= WHAT IS BEING ASKED =
According to the passage on Kruševac, in what year was the Kruševac Fortress declared a Cultural Monument of Exceptional Importance?

= PASSAGE =
***
Kruševac (, , ) is a city and the administrative center of the Rasina District in central Serbia. It is located in the valley of West Morava, on Rasina river. According to the 2011 census, the city administrative area has a population of 136,752 while the urban area has 81,316 inhabitants.

The city was founded in 1371, by Prince Lazar of Serbia (1371–1389), who used it as his seat.

Etymology
The etymology is derived from the Serbian word for "river stone", krušac which was largely used for a building at that time.

History
Kruševac was founded in 1371, as a fortified town in the possession of Lord Lazar Hrebeljanović. The Lazarica Church (or Church of St, Stephen) was built by Lazar between 1375–78, in the Morava architectural style. It is mentioned in one of Lazar's edicts in 1387, as his seat, when he affirmed the rights of Venetian merchants on Serbian territory. In preparation for the Battle of Kosovo (1389) against the Ottoman Empire, the Serbian army assembled in the city. The site of Lazar's palace is marked by a ruined enclosure containing a fragment of the tower of his spouse Princess Milica, and, according to legend, tidings of the defeat were brought to her by crows from the battlefield. After the battle, the city was held by Princess Milica as her seat. The little that remains of Lazar's city is the Kruševac Fortress, which was declared a Cultural Monument of Exceptional Importance in 1979. Several old Ottoman houses were left at the beginning of the 20th century, besides an old Turkish fountain and bath, which was known as Alacahisar (Aladža Hisar) during Ottoman rule between 1427–1833 (nominally to 1867) when Kruševac was the seat of the Sanjak of Kruševac. The Ottoman rule was interrupted during Austrian occupations between 1688–1690 and 1717–1739.
***
(Element boundary records)
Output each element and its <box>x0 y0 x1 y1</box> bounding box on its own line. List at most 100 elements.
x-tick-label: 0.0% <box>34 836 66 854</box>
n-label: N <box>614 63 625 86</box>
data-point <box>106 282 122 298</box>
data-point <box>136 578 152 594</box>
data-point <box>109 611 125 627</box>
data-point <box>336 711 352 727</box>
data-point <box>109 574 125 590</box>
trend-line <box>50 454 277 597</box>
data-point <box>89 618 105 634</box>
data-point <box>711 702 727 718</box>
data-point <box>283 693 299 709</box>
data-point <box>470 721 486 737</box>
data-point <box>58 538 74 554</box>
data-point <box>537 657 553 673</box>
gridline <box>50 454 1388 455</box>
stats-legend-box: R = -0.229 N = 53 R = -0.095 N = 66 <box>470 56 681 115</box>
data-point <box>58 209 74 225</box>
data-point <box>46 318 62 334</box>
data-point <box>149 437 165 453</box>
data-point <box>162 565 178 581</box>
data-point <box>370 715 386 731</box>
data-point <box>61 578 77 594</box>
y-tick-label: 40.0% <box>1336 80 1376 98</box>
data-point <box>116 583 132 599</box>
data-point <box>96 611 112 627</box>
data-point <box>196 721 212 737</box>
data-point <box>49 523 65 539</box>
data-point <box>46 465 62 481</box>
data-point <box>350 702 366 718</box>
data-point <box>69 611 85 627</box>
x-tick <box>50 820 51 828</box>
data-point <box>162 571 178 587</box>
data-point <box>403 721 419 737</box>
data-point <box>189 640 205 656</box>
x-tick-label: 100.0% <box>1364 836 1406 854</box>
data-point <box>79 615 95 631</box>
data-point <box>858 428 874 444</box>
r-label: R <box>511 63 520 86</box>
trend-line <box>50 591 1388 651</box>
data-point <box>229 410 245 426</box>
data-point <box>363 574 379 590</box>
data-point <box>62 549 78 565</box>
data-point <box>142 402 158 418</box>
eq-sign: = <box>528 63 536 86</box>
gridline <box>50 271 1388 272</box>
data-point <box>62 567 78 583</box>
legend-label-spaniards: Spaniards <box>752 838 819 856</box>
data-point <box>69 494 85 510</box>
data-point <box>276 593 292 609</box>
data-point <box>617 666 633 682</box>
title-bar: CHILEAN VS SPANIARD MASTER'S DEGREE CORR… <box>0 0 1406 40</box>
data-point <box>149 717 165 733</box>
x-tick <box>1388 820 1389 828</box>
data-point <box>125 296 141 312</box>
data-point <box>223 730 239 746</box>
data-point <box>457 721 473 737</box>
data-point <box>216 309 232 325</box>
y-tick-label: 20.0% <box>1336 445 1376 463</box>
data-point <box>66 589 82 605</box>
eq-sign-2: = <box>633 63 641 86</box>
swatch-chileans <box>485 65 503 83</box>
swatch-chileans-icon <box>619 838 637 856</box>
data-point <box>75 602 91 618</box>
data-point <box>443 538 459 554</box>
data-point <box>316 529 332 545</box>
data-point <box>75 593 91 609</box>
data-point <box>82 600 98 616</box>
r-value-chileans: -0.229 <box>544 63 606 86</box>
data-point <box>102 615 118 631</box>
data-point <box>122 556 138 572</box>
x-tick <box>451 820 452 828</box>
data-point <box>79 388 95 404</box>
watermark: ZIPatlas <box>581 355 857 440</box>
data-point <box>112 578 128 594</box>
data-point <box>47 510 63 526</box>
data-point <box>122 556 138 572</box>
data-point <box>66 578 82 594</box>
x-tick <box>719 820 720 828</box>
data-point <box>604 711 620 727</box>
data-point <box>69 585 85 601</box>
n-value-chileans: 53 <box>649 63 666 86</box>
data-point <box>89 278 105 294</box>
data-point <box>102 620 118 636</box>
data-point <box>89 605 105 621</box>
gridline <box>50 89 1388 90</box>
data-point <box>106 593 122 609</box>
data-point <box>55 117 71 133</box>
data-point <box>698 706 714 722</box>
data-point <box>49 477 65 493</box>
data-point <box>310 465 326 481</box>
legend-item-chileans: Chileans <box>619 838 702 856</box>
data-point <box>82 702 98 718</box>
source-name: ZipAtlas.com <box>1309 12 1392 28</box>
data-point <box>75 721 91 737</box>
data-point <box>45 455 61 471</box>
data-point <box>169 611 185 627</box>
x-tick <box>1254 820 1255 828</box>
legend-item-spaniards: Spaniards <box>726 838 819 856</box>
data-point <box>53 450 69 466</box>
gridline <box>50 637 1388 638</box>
***
= WRITTEN RESPONSE =
1979